Entries from a visual dataset

--------------------

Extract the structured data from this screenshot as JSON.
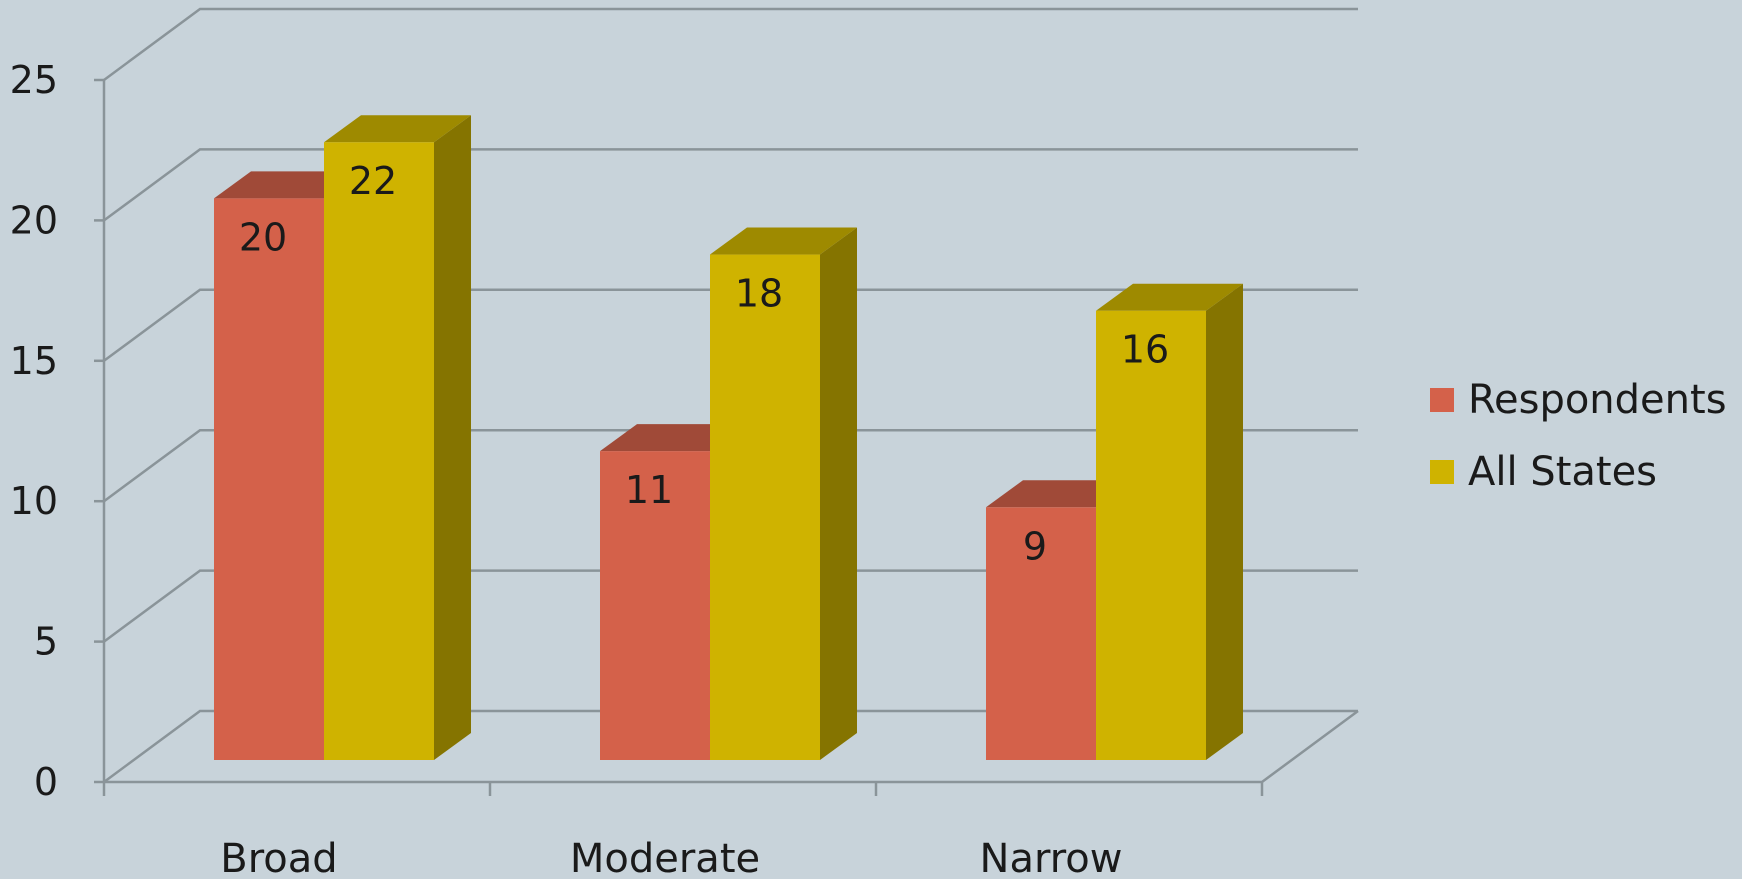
{
  "chart_data": {
    "type": "bar",
    "style": "3d-clustered-column",
    "categories": [
      "Broad",
      "Moderate",
      "Narrow"
    ],
    "series": [
      {
        "name": "Respondents",
        "values": [
          20,
          11,
          9
        ],
        "color": "#d4614a",
        "top_color": "#a04a38"
      },
      {
        "name": "All States",
        "values": [
          22,
          18,
          16
        ],
        "color": "#cfb300",
        "top_color": "#9e8a00",
        "side_color": "#857400"
      }
    ],
    "title": "",
    "xlabel": "",
    "ylabel": "",
    "ylim": [
      0,
      25
    ],
    "yticks": [
      "0",
      "5",
      "10",
      "15",
      "20",
      "25"
    ],
    "grid": true,
    "legend_position": "right",
    "colors": {
      "background": "#c8d3da",
      "gridline": "#8a9499",
      "text": "#1a1a1a"
    }
  }
}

--------------------

Copy the material exactly. Do not include the pictures.

Extract the structured data from this screenshot as JSON.
{
  "chart_data": {
    "type": "bar",
    "style": "3d-clustered-column",
    "categories": [
      "Broad",
      "Moderate",
      "Narrow"
    ],
    "series": [
      {
        "name": "Respondents",
        "values": [
          20,
          11,
          9
        ],
        "color": "#d4614a",
        "top_color": "#a04a38"
      },
      {
        "name": "All States",
        "values": [
          22,
          18,
          16
        ],
        "color": "#cfb300",
        "top_color": "#9e8a00",
        "side_color": "#857400"
      }
    ],
    "title": "",
    "xlabel": "",
    "ylabel": "",
    "ylim": [
      0,
      25
    ],
    "yticks": [
      "0",
      "5",
      "10",
      "15",
      "20",
      "25"
    ],
    "grid": true,
    "legend_position": "right",
    "colors": {
      "background": "#c8d3da",
      "gridline": "#8a9499",
      "text": "#1a1a1a"
    }
  }
}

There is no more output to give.